:: WHAT THIS TASK INVOLVES ::
Look over the lines below. Report each one that includes the string "larves".

(Records that describe figures)
#####

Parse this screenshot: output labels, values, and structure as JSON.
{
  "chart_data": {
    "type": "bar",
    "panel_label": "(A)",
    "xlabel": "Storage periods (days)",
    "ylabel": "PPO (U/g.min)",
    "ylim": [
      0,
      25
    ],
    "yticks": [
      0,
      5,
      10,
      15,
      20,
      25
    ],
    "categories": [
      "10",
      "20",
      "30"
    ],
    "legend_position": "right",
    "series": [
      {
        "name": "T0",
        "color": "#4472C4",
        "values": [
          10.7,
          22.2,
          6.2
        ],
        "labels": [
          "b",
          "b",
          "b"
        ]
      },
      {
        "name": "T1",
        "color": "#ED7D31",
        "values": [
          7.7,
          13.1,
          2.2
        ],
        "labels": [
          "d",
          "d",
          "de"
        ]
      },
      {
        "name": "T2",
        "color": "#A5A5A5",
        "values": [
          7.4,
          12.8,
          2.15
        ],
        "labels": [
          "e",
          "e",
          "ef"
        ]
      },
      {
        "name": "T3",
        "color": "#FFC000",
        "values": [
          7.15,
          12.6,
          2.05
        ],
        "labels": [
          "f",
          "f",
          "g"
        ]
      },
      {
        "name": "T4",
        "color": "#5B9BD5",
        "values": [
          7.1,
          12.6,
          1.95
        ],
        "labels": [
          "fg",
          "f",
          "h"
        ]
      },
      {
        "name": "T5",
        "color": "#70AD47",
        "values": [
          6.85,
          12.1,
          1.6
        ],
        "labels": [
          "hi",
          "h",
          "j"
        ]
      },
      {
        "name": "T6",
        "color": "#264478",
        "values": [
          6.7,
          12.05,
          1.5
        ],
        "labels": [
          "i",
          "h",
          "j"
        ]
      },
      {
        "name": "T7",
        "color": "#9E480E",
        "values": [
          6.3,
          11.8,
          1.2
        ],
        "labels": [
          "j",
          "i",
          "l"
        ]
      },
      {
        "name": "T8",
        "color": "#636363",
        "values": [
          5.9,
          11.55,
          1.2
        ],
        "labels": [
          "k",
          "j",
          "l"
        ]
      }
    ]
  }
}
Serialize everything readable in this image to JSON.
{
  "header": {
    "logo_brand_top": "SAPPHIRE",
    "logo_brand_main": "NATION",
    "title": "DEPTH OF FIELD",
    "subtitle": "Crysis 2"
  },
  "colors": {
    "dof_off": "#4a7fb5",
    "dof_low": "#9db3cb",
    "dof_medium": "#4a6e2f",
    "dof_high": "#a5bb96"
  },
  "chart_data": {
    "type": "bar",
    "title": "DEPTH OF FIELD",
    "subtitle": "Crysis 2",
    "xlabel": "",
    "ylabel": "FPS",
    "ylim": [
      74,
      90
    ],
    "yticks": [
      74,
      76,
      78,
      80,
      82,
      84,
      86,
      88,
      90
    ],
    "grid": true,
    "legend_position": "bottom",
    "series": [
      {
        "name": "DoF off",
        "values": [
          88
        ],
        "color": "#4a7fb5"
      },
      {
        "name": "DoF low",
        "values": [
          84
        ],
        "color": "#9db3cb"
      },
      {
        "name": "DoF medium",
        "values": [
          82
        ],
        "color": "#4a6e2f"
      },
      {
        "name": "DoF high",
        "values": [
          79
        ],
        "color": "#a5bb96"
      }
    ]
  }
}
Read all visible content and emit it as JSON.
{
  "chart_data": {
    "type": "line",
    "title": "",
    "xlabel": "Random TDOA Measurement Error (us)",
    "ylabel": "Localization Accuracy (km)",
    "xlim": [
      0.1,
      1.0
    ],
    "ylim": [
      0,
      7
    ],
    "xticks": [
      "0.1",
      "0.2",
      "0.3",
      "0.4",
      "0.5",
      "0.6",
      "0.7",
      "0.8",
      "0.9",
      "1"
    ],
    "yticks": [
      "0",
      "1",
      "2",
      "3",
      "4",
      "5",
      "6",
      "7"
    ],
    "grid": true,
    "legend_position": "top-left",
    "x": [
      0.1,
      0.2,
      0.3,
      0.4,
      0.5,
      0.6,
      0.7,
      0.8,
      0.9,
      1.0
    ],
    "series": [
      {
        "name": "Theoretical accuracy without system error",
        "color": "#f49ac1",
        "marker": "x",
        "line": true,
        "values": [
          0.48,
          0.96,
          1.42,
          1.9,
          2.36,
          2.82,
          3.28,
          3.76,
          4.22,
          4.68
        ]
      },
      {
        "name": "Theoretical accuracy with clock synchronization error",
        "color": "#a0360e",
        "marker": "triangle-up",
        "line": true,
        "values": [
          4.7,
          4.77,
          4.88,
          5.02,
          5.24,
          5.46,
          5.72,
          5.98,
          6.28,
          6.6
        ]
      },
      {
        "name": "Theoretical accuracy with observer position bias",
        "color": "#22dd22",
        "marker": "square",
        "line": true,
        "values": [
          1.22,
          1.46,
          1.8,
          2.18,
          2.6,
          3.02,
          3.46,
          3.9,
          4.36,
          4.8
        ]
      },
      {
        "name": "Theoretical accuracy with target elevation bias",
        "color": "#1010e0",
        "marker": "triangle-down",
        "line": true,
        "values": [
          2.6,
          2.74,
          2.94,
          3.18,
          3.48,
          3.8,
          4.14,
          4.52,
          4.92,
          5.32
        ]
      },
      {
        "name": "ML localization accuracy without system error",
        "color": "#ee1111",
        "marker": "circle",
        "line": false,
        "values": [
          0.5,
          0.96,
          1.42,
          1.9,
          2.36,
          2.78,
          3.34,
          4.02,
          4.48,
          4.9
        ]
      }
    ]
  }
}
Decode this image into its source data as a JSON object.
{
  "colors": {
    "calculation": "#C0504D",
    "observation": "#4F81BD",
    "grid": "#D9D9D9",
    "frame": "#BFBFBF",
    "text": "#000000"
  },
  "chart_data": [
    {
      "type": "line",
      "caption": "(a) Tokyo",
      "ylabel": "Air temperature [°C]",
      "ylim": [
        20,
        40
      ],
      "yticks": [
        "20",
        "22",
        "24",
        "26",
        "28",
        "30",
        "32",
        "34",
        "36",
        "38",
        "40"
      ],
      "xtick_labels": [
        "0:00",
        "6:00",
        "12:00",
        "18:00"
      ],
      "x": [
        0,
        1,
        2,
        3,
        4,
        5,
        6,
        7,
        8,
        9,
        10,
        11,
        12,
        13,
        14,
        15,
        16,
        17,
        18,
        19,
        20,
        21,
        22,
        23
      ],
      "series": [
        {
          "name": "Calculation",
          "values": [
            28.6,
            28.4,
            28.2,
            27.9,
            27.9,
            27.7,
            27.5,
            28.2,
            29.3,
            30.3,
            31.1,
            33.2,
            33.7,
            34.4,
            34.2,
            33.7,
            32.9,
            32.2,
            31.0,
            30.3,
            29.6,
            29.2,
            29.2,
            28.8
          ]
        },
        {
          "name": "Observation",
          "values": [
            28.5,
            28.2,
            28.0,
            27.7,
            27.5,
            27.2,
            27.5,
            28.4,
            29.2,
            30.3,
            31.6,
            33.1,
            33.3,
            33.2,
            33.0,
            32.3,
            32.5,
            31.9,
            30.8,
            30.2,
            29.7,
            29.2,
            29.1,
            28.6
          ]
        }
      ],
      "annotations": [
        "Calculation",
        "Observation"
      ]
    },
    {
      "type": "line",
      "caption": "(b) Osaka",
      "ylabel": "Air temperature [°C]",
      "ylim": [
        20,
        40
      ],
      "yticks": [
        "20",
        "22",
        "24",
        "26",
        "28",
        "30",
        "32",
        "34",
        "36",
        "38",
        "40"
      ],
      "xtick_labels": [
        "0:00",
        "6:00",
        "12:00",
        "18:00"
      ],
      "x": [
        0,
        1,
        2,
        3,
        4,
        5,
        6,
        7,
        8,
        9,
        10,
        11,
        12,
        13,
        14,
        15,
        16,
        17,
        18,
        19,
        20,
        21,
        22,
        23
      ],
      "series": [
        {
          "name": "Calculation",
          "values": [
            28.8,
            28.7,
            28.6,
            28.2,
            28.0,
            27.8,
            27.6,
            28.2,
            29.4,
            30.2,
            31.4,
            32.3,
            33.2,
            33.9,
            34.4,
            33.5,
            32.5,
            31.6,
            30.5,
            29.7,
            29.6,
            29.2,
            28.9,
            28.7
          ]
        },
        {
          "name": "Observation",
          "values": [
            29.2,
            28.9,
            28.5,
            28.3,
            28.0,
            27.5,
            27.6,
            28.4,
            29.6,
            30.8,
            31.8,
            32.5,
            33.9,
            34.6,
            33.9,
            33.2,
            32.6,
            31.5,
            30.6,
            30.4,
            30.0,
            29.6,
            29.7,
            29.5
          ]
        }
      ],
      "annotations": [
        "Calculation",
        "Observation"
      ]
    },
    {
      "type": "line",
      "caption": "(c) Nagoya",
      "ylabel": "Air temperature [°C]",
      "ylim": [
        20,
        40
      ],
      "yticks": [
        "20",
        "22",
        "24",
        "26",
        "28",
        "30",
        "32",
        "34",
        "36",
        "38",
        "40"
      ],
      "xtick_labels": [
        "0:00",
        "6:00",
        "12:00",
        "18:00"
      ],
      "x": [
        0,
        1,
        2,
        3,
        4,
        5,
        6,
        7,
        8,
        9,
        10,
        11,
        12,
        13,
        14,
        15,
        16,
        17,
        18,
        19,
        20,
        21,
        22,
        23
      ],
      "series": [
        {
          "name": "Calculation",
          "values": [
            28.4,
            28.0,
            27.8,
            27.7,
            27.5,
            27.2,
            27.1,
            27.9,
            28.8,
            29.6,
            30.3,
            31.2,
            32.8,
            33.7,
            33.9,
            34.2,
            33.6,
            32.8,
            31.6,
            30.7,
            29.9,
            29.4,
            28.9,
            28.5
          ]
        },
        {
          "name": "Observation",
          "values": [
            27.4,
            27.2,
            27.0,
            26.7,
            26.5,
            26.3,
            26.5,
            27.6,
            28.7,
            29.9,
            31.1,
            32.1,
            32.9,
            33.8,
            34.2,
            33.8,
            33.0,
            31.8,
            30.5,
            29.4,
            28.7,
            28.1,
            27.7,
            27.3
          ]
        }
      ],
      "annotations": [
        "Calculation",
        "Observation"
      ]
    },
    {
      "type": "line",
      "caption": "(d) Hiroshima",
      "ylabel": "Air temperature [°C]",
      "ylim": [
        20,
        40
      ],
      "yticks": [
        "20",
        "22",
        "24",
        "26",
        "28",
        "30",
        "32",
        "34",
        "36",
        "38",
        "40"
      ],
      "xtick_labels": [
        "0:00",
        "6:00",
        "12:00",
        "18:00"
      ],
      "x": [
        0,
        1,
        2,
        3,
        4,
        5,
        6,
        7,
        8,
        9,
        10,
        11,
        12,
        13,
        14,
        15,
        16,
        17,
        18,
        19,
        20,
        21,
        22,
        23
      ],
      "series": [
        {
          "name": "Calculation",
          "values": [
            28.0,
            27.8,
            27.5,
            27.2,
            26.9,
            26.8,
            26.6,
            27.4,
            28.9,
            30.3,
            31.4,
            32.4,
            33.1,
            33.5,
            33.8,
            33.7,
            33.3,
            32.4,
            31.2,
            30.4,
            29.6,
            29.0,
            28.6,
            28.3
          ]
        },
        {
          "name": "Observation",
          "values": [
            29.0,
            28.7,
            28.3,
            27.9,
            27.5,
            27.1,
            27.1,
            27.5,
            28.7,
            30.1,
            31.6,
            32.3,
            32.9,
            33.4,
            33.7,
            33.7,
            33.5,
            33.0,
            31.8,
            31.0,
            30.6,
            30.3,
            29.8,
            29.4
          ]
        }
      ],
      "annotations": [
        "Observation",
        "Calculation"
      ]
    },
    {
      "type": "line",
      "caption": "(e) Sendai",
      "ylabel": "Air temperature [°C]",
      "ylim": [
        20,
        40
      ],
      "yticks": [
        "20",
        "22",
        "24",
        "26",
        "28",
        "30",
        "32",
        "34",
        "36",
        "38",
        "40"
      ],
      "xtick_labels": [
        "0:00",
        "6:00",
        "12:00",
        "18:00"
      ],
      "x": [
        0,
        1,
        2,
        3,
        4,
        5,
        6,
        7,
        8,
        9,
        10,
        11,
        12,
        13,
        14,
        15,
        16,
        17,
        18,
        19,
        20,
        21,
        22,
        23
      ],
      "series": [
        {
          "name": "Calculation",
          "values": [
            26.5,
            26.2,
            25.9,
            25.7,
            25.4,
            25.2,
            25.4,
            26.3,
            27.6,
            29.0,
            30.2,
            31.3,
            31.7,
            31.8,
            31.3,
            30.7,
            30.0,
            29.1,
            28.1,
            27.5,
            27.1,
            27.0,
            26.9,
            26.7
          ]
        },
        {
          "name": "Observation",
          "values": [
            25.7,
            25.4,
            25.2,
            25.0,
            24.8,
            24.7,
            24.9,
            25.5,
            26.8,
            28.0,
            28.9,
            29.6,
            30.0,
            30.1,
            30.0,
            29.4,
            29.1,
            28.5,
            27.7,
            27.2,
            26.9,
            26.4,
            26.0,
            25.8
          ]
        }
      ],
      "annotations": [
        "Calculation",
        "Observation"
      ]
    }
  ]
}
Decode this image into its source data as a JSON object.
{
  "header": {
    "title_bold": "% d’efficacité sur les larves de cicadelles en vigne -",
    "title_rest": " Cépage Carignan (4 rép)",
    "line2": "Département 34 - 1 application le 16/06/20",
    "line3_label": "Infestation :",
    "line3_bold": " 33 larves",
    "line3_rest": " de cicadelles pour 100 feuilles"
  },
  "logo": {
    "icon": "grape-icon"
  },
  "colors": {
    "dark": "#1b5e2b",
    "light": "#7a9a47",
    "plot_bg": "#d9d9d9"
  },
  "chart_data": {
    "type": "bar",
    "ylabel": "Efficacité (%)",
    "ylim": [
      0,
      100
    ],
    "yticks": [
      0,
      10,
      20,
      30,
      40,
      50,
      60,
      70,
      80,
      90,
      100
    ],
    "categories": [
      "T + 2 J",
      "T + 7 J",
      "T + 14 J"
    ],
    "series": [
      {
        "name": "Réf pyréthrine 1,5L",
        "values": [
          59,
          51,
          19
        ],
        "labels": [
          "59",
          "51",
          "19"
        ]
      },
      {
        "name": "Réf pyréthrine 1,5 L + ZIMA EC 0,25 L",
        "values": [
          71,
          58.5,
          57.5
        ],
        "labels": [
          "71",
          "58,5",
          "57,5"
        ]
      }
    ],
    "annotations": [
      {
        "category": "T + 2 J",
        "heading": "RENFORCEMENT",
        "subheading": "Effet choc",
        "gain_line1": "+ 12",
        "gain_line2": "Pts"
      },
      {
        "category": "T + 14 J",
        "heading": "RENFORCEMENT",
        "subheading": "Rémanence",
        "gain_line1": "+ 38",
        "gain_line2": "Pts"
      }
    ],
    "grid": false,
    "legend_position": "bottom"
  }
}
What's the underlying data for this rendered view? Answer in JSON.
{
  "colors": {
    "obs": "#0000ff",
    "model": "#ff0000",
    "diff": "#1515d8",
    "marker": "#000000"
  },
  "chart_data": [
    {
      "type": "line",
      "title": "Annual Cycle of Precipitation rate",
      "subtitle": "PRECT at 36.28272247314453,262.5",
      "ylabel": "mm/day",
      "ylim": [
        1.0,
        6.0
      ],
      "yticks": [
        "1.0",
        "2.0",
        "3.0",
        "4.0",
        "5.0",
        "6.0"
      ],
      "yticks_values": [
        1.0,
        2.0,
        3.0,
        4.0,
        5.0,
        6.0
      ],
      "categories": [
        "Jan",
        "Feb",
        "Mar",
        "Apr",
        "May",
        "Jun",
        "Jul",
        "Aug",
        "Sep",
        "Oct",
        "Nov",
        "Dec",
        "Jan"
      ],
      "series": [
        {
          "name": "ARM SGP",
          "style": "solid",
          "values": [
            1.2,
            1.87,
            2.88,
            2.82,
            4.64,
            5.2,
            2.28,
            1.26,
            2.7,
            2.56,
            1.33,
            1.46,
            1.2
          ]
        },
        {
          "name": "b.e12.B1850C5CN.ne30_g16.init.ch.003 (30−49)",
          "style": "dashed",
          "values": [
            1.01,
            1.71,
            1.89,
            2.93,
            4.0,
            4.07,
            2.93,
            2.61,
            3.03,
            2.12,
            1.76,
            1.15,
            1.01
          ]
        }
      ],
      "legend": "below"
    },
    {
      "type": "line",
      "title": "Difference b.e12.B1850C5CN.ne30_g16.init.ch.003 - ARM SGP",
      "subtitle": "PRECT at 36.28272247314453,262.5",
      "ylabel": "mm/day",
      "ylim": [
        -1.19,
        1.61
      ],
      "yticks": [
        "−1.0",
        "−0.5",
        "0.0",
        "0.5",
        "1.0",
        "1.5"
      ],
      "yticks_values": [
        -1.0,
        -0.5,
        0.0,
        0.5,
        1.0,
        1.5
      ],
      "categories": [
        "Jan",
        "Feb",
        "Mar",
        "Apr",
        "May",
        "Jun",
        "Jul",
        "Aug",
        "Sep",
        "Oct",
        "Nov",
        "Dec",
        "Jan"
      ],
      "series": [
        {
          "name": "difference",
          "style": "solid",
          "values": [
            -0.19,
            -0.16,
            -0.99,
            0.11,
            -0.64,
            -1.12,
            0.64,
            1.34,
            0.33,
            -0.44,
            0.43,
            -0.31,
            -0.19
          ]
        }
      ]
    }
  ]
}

#####

:: SOLUTION TO THIS TASK ::
    "title_bold": "% d’efficacité sur les larves de cicadelles en vigne -",
    "line3_bold": " 33 larves",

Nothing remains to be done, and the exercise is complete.